BEGIN Data listing

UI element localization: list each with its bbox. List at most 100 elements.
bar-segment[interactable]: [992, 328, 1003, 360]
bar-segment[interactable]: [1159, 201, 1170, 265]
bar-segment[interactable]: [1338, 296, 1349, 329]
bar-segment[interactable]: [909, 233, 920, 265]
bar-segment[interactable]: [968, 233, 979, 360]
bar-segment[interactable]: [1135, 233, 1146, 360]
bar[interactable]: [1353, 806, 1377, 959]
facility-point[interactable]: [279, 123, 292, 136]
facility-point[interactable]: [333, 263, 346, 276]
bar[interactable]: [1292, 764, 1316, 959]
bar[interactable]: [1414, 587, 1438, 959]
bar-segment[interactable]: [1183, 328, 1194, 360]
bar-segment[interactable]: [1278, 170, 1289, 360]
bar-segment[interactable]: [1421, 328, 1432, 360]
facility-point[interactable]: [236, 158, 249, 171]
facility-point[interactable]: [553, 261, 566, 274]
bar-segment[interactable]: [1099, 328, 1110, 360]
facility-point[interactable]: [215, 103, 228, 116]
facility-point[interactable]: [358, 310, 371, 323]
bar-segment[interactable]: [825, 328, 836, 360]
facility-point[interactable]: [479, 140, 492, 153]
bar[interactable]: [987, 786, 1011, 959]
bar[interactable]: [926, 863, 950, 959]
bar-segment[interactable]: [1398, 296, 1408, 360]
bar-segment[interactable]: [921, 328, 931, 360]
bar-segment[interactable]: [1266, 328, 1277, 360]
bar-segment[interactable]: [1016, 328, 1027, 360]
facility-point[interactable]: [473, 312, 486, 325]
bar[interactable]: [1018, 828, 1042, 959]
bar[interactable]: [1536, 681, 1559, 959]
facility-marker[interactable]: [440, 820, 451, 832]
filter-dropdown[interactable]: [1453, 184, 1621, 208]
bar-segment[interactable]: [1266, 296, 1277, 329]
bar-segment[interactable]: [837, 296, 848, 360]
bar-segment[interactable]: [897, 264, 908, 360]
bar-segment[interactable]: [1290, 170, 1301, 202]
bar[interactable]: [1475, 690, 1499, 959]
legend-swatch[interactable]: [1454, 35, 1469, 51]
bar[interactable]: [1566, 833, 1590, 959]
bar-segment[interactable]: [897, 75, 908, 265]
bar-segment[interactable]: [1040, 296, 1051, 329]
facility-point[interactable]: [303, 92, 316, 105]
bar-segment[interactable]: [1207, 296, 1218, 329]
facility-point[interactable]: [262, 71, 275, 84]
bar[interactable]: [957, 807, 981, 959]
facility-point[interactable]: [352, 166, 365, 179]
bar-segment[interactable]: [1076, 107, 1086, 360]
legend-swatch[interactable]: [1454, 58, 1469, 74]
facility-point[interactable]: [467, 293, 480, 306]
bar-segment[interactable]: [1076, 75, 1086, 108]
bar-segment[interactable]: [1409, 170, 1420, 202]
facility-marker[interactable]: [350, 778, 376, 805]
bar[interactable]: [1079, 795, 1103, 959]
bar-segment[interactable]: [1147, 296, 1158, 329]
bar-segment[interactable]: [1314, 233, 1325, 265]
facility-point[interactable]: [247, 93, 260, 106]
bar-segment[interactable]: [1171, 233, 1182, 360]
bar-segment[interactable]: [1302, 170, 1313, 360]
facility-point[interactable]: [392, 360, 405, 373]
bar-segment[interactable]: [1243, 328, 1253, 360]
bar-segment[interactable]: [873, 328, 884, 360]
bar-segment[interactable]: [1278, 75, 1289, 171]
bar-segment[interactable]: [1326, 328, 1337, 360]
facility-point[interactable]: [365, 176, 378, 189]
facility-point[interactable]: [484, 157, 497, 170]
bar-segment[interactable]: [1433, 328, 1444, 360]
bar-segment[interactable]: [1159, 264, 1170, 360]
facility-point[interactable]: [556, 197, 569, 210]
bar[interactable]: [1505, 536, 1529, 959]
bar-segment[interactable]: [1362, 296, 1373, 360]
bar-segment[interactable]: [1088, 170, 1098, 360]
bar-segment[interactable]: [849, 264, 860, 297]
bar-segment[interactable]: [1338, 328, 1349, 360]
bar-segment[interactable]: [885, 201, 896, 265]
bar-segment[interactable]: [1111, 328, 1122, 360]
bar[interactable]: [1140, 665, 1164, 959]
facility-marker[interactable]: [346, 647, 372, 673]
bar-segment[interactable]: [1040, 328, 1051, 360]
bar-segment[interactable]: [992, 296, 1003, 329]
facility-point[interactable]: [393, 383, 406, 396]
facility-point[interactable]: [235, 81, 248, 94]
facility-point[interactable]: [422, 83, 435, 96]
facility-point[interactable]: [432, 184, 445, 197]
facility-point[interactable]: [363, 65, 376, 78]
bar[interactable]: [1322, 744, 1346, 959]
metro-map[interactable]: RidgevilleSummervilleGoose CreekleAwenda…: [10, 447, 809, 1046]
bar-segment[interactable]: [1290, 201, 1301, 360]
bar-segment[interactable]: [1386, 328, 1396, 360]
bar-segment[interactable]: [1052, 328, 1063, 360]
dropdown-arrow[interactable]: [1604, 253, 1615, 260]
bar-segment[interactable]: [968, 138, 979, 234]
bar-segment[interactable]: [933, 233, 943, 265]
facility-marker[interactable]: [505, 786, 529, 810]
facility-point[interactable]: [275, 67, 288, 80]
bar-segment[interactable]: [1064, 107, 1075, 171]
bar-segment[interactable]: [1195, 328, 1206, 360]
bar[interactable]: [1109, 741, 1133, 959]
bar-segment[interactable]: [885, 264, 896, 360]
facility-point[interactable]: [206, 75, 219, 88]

END Data listing

## Written instruction
Please go through the items above and collect every line that contains the string "legend", copying each line in full.

## Final result
legend-swatch[interactable]: [1454, 35, 1469, 51]
legend-swatch[interactable]: [1454, 58, 1469, 74]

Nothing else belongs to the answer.